> _Data for the task_:
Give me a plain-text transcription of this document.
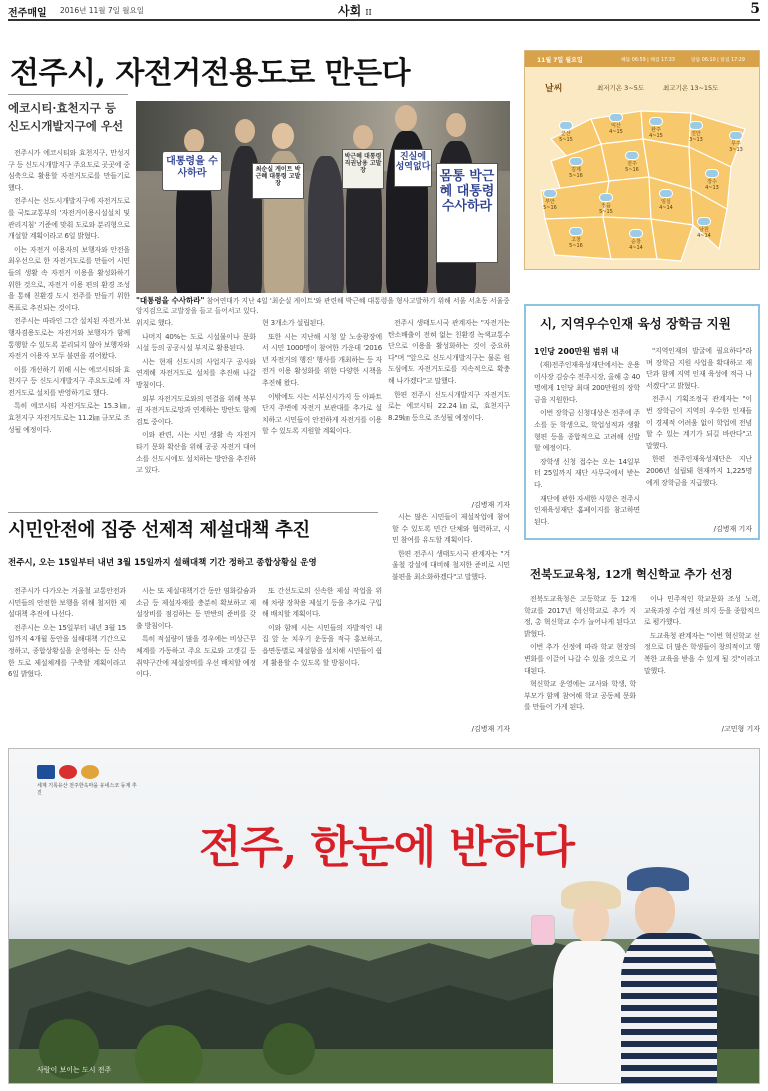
전주매일 2016년 11월 7일 월요일	사회 II	5
전주시, 자전거전용도로 만든다
에코시티·효천지구 등 신도시개발지구에 우선

전주시가 에코시티와 효천지구, 만성지구 등 신도시개발지구 주요도로 곳곳에 중심축으로 활용할 자전거도로를 만들기로 했다.

전주시는 신도시개발지구에 자전거도로를 국토교통부의 '자전거이용시설설치 및 관리지침' 기준에 맞춰 도로와 분리형으로 개설할 계획이라고 6일 밝혔다.

이는 자전거 이용자의 보행자와 안전을 최우선으로 한 자전거도로를 만들어 시민들의 생활 속 자전거 이용을 활성화하기 위한 것으로, 자전거 이용 편의 환경 조성을 통해 친환경 도시 전주를 만들기 위한 목표로 추진되는 것이다.

전주시는 따라인 그간 설치된 자전거·보행자겸용도로는 자전거와 보행자가 함께 통행할 수 있도록 분리되지 않아 보행자와 자전거 이용자 모두 불편을 겪어왔다.

이를 개선하기 위해 시는 에코시티와 효천지구 등 신도시개발지구 주요도로에 자전거도로 설치를 반영하기로 했다.

특히 에코시티 자전거도로는 15.3㎞, 효천지구 자전거도로는 11.2㎞ 규모로 조성될 예정이다.

대통령을 수사하라	최순실 게이트 박근혜 대통령 고발장
박근혜 대통령 직권남용 고발장
진실에 성역없다
몸통 박근혜 대통령 수사하라
"대통령을 수사하라" 참여연대가 지난 4일 '최순실 게이트'와 관련해 박근혜 대통령을 형사고발하기 위해 서울 서초동 서울중앙지검으로 고발장을 들고 들어서고 있다.

위지로 했다.

나머지 40%는 도로 시설물이나 문화시설 등의 공공시설 부지로 활용된다.

시는 현재 신도시의 사업지구 공사와 연계해 자전거도로 설치를 추진해 나갈 방침이다.

외부 자전거도로와의 연결을 위해 북부권 자전거도로망과 연계하는 방안도 함께 검토 중이다.

이와 관련, 시는 시민 생활 속 자전거 타기 문화 확산을 위해 공공 자전거 대여소를 신도시에도 설치하는 방안을 추진하고 있다.

현 3개소가 설립된다.

또한 시는 지난해 시청 앞 노송광장에서 시민 1000명이 참여한 가운데 '2016년 자전거의 행진' 행사를 개최하는 등 자전거 이용 활성화를 위한 다양한 시책을 추진해 왔다.

이밖에도 시는 서부신시가지 등 아파트 단지 주변에 자전거 보관대를 추가로 설치하고 시민들이 안전하게 자전거를 이용할 수 있도록 지원할 계획이다.

전주시 생태도시국 관계자는 "자전거는 탄소배출이 전혀 없는 친환경 녹색교통수단으로 이용을 활성화하는 것이 중요하다"며 "앞으로 신도시개발지구는 물론 원도심에도 자전거도로를 지속적으로 확충해 나가겠다"고 말했다.

한편 전주시 신도시개발지구 자전거도로는 에코시티 22.24㎞로, 효천지구 8.29㎞ 등으로 조성될 예정이다.

/김병재 기자
11월 7일 월요일	해뜸 06:59 | 해짐 17:33	달뜸 06:10 | 달짐 17:29
날씨	최저기온 3~5도	최고기온 13~15도
군산
5~15
익산
4~15	완주
4~15	진안
3~13
무주
3~13
김제
5~16
전주
5~16
장수
4~13
부안
5~16	정읍
5~15
임실
4~14
남원
4~14
고창
5~16
순창
4~14
시, 지역우수인재 육성 장학금 지원
1인당 200만원 범위 내

(재)전주인재육성재단에서는 운용이사장 김승수 전주시장, 올해 총 40명에게 1인당 최대 200만원의 장학금을 지원한다.

이번 장학금 신청대상은 전주에 주소를 둔 학생으로, 학업성적과 생활 형편 등을 종합적으로 고려해 선발할 예정이다.

장학생 신청 접수는 오는 14일부터 25일까지 재단 사무국에서 받는다.

재단에 관한 자세한 사항은 전주시 인재육성재단 홈페이지를 참고하면 된다.

"지역인재의 발굴에 필요하다"라며 장학금 지원 사업을 확대하고 재단과 함께 지역 인재 육성에 적극 나서겠다"고 밝혔다.

전주시 기획조정국 관계자는 "이번 장학금이 지역의 우수한 인재들이 경제적 어려움 없이 학업에 전념할 수 있는 계기가 되길 바란다"고 말했다.

한편 전주인재육성재단은 지난 2006년 설립돼 현재까지 1,225명에게 장학금을 지급했다.

/김병재 기자
시민안전에 집중 선제적 제설대책 추진
전주시, 오는 15일부터 내년 3월 15일까지 설해대책 기간 정하고 종합상황실 운영

전주시가 다가오는 겨울철 교통안전과 시민들의 안전한 보행을 위해 철저한 제설대책 추진에 나선다.

전주시는 오는 15일부터 내년 3월 15일까지 4개월 동안을 설해대책 기간으로 정하고, 종합상황실을 운영하는 등 신속한 도로 제설체계를 구축할 계획이라고 6일 밝혔다.

시는 또 제설대책기간 동안 염화칼슘과 소금 등 제설자재를 충분히 확보하고 제설장비를 점검하는 등 만반의 준비를 갖출 방침이다.

특히 적설량이 많을 경우에는 비상근무체계를 가동하고 주요 도로와 고갯길 등 취약구간에 제설장비를 우선 배치할 예정이다.

또 간선도로의 신속한 제설 작업을 위해 차량 장착용 제설기 등을 추가로 구입해 배치할 계획이다.

이와 함께 시는 시민들의 자발적인 내 집 앞 눈 치우기 운동을 적극 홍보하고, 읍면동별로 제설함을 설치해 시민들이 쉽게 활용할 수 있도록 할 방침이다.

시는 많은 시민들이 제설작업에 참여할 수 있도록 민간 단체와 협력하고, 시민 참여를 유도할 계획이다.

한편 전주시 생태도시국 관계자는 "겨울철 강설에 대비해 철저한 준비로 시민 불편을 최소화하겠다"고 말했다.

/김병재 기자
전북도교육청, 12개 혁신학교 추가 선정

전북도교육청은 고등학교 등 12개 학교를 2017년 혁신학교로 추가 지정, 총 혁신학교 수가 늘어나게 된다고 밝혔다.

이번 추가 선정에 따라 학교 현장의 변화를 이끌어 나갈 수 있을 것으로 기대된다.

혁신학교 운영에는 교사와 학생, 학부모가 함께 참여해 학교 공동체 문화를 만들어 가게 된다.

이나 민주적인 학교문화 조성 노력, 교육과정 수업 개선 의지 등을 종합적으로 평가했다.

도교육청 관계자는 "이번 혁신학교 선정으로 더 많은 학생들이 창의적이고 행복한 교육을 받을 수 있게 될 것"이라고 말했다.

/고민형 기자
세계 기록유산 전주한옥마을 유네스코 등재 추진
전주, 한눈에 반하다
사람이 보이는 도시 전주
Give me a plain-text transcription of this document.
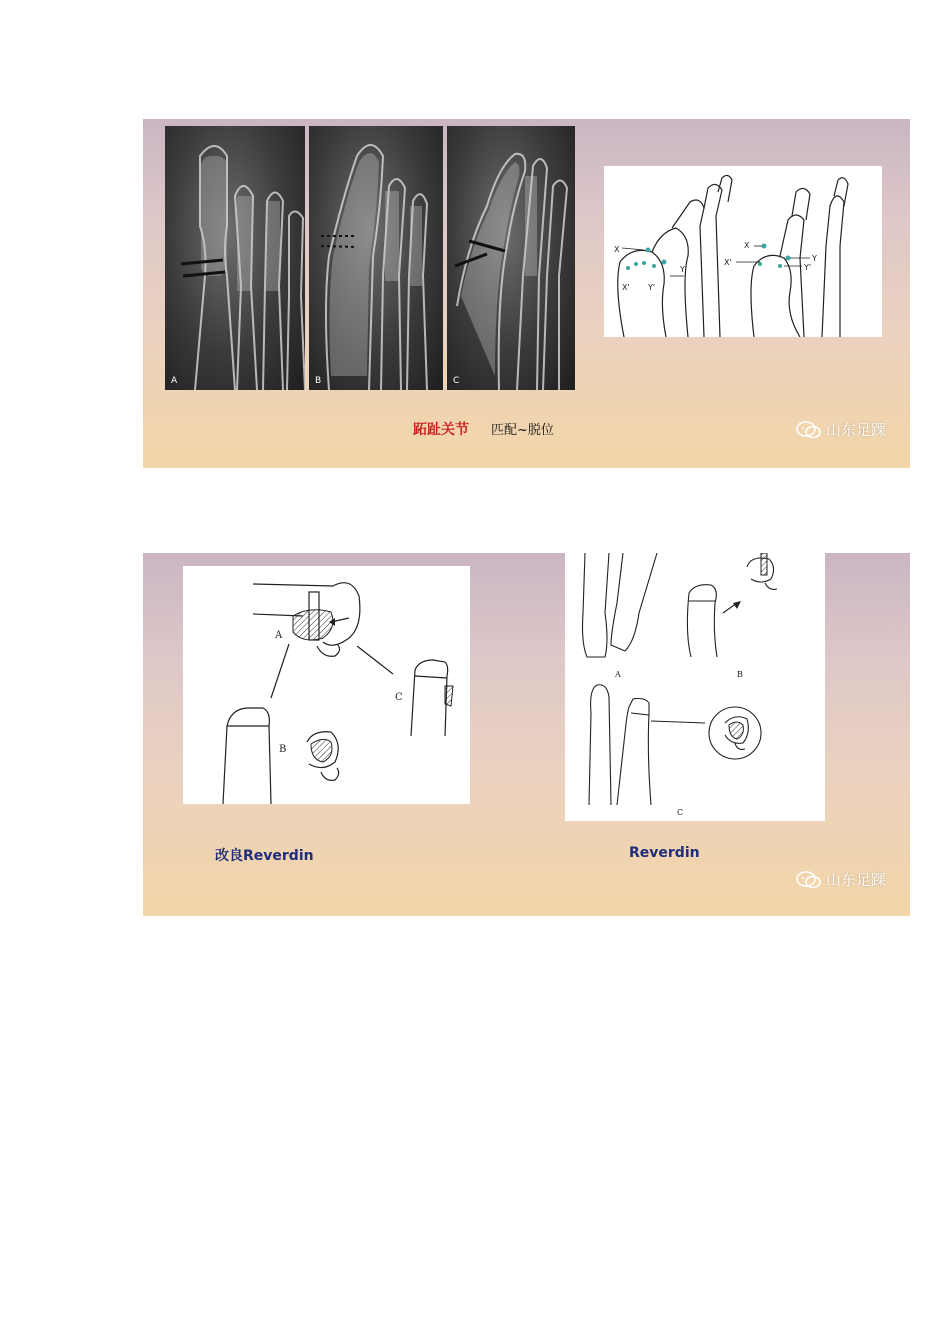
A	B	C
X
X'
Y
Y'
X
X'	Y
Y'
跖趾关节 匹配~脱位	山东足踝
A
B
C
A	B
C
改良Reverdin	Reverdin
山东足踝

> _Problem to solve_:
Print the complete listing exactly, apart from any pictures.

> _Written answer_:
Give me a plain-text transcription of this document.
전주매일 2016년 11월 7일 월요일	사회 II	5
전주시, 자전거전용도로 만든다
에코시티·효천지구 등 신도시개발지구에 우선

전주시가 에코시티와 효천지구, 만성지구 등 신도시개발지구 주요도로 곳곳에 중심축으로 활용할 자전거도로를 만들기로 했다.

전주시는 신도시개발지구에 자전거도로를 국토교통부의 '자전거이용시설설치 및 관리지침' 기준에 맞춰 도로와 분리형으로 개설할 계획이라고 6일 밝혔다.

이는 자전거 이용자의 보행자와 안전을 최우선으로 한 자전거도로를 만들어 시민들의 생활 속 자전거 이용을 활성화하기 위한 것으로, 자전거 이용 편의 환경 조성을 통해 친환경 도시 전주를 만들기 위한 목표로 추진되는 것이다.

전주시는 따라인 그간 설치된 자전거·보행자겸용도로는 자전거와 보행자가 함께 통행할 수 있도록 분리되지 않아 보행자와 자전거 이용자 모두 불편을 겪어왔다.

이를 개선하기 위해 시는 에코시티와 효천지구 등 신도시개발지구 주요도로에 자전거도로 설치를 반영하기로 했다.

특히 에코시티 자전거도로는 15.3㎞, 효천지구 자전거도로는 11.2㎞ 규모로 조성될 예정이다.

대통령을 수사하라	최순실 게이트 박근혜 대통령 고발장
박근혜 대통령 직권남용 고발장
진실에 성역없다
몸통 박근혜 대통령 수사하라
"대통령을 수사하라" 참여연대가 지난 4일 '최순실 게이트'와 관련해 박근혜 대통령을 형사고발하기 위해 서울 서초동 서울중앙지검으로 고발장을 들고 들어서고 있다.

위지로 했다.

나머지 40%는 도로 시설물이나 문화시설 등의 공공시설 부지로 활용된다.

시는 현재 신도시의 사업지구 공사와 연계해 자전거도로 설치를 추진해 나갈 방침이다.

외부 자전거도로와의 연결을 위해 북부권 자전거도로망과 연계하는 방안도 함께 검토 중이다.

이와 관련, 시는 시민 생활 속 자전거 타기 문화 확산을 위해 공공 자전거 대여소를 신도시에도 설치하는 방안을 추진하고 있다.

현 3개소가 설립된다.

또한 시는 지난해 시청 앞 노송광장에서 시민 1000명이 참여한 가운데 '2016년 자전거의 행진' 행사를 개최하는 등 자전거 이용 활성화를 위한 다양한 시책을 추진해 왔다.

이밖에도 시는 서부신시가지 등 아파트 단지 주변에 자전거 보관대를 추가로 설치하고 시민들이 안전하게 자전거를 이용할 수 있도록 지원할 계획이다.

전주시 생태도시국 관계자는 "자전거는 탄소배출이 전혀 없는 친환경 녹색교통수단으로 이용을 활성화하는 것이 중요하다"며 "앞으로 신도시개발지구는 물론 원도심에도 자전거도로를 지속적으로 확충해 나가겠다"고 말했다.

한편 전주시 신도시개발지구 자전거도로는 에코시티 22.24㎞로, 효천지구 8.29㎞ 등으로 조성될 예정이다.

/김병재 기자
11월 7일 월요일	해뜸 06:59 | 해짐 17:33	달뜸 06:10 | 달짐 17:29
날씨	최저기온 3~5도	최고기온 13~15도
군산
5~15
익산
4~15	완주
4~15	진안
3~13
무주
3~13
김제
5~16
전주
5~16
장수
4~13
부안
5~16	정읍
5~15
임실
4~14
남원
4~14
고창
5~16
순창
4~14
시, 지역우수인재 육성 장학금 지원
1인당 200만원 범위 내

(재)전주인재육성재단에서는 운용이사장 김승수 전주시장, 올해 총 40명에게 1인당 최대 200만원의 장학금을 지원한다.

이번 장학금 신청대상은 전주에 주소를 둔 학생으로, 학업성적과 생활 형편 등을 종합적으로 고려해 선발할 예정이다.

장학생 신청 접수는 오는 14일부터 25일까지 재단 사무국에서 받는다.

재단에 관한 자세한 사항은 전주시 인재육성재단 홈페이지를 참고하면 된다.

"지역인재의 발굴에 필요하다"라며 장학금 지원 사업을 확대하고 재단과 함께 지역 인재 육성에 적극 나서겠다"고 밝혔다.

전주시 기획조정국 관계자는 "이번 장학금이 지역의 우수한 인재들이 경제적 어려움 없이 학업에 전념할 수 있는 계기가 되길 바란다"고 말했다.

한편 전주인재육성재단은 지난 2006년 설립돼 현재까지 1,225명에게 장학금을 지급했다.

/김병재 기자
시민안전에 집중 선제적 제설대책 추진
전주시, 오는 15일부터 내년 3월 15일까지 설해대책 기간 정하고 종합상황실 운영

전주시가 다가오는 겨울철 교통안전과 시민들의 안전한 보행을 위해 철저한 제설대책 추진에 나선다.

전주시는 오는 15일부터 내년 3월 15일까지 4개월 동안을 설해대책 기간으로 정하고, 종합상황실을 운영하는 등 신속한 도로 제설체계를 구축할 계획이라고 6일 밝혔다.

시는 또 제설대책기간 동안 염화칼슘과 소금 등 제설자재를 충분히 확보하고 제설장비를 점검하는 등 만반의 준비를 갖출 방침이다.

특히 적설량이 많을 경우에는 비상근무체계를 가동하고 주요 도로와 고갯길 등 취약구간에 제설장비를 우선 배치할 예정이다.

또 간선도로의 신속한 제설 작업을 위해 차량 장착용 제설기 등을 추가로 구입해 배치할 계획이다.

이와 함께 시는 시민들의 자발적인 내 집 앞 눈 치우기 운동을 적극 홍보하고, 읍면동별로 제설함을 설치해 시민들이 쉽게 활용할 수 있도록 할 방침이다.

시는 많은 시민들이 제설작업에 참여할 수 있도록 민간 단체와 협력하고, 시민 참여를 유도할 계획이다.

한편 전주시 생태도시국 관계자는 "겨울철 강설에 대비해 철저한 준비로 시민 불편을 최소화하겠다"고 말했다.

/김병재 기자
전북도교육청, 12개 혁신학교 추가 선정

전북도교육청은 고등학교 등 12개 학교를 2017년 혁신학교로 추가 지정, 총 혁신학교 수가 늘어나게 된다고 밝혔다.

이번 추가 선정에 따라 학교 현장의 변화를 이끌어 나갈 수 있을 것으로 기대된다.

혁신학교 운영에는 교사와 학생, 학부모가 함께 참여해 학교 공동체 문화를 만들어 가게 된다.

이나 민주적인 학교문화 조성 노력, 교육과정 수업 개선 의지 등을 종합적으로 평가했다.

도교육청 관계자는 "이번 혁신학교 선정으로 더 많은 학생들이 창의적이고 행복한 교육을 받을 수 있게 될 것"이라고 말했다.

/고민형 기자
세계 기록유산 전주한옥마을 유네스코 등재 추진
전주, 한눈에 반하다
사람이 보이는 도시 전주
Give me a plain-text transcription of this document.
A	B	C
X
X'
Y
Y'
X
X'	Y
Y'
跖趾关节 匹配~脱位	山东足踝
A
B
C
A	B
C
改良Reverdin	Reverdin
山东足踝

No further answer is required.